Set task:
Spot each line in the records below where the word "this" occurs, then copy it.

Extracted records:
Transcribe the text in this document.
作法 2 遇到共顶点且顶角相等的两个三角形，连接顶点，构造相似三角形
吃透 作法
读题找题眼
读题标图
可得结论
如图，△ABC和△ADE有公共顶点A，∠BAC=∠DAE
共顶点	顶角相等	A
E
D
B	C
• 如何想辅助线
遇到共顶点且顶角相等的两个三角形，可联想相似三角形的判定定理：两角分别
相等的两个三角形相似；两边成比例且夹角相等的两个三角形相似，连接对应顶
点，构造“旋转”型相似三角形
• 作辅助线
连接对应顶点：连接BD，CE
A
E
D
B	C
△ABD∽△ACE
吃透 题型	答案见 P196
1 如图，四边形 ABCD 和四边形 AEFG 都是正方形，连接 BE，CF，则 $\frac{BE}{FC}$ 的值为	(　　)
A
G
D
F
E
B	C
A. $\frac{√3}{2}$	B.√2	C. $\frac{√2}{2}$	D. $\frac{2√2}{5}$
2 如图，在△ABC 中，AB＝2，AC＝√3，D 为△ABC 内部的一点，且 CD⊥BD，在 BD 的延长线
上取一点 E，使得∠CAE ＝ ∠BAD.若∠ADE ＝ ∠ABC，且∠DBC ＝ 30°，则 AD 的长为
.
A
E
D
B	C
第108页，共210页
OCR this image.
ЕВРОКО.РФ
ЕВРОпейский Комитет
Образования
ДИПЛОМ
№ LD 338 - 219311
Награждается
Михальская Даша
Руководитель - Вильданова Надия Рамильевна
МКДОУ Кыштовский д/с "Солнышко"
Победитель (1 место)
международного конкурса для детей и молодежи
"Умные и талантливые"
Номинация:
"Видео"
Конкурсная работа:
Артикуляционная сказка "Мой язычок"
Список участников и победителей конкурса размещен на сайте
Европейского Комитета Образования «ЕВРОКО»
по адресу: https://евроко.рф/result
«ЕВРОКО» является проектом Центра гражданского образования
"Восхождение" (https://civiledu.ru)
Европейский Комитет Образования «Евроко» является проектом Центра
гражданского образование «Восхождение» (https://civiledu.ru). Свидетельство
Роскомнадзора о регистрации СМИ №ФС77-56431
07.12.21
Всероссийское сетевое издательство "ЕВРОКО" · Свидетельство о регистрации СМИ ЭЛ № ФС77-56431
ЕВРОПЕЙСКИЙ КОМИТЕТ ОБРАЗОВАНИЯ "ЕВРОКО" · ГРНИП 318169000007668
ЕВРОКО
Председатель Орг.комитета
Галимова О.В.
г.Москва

Full response:
Transcribe the text in this document.
OCR this image.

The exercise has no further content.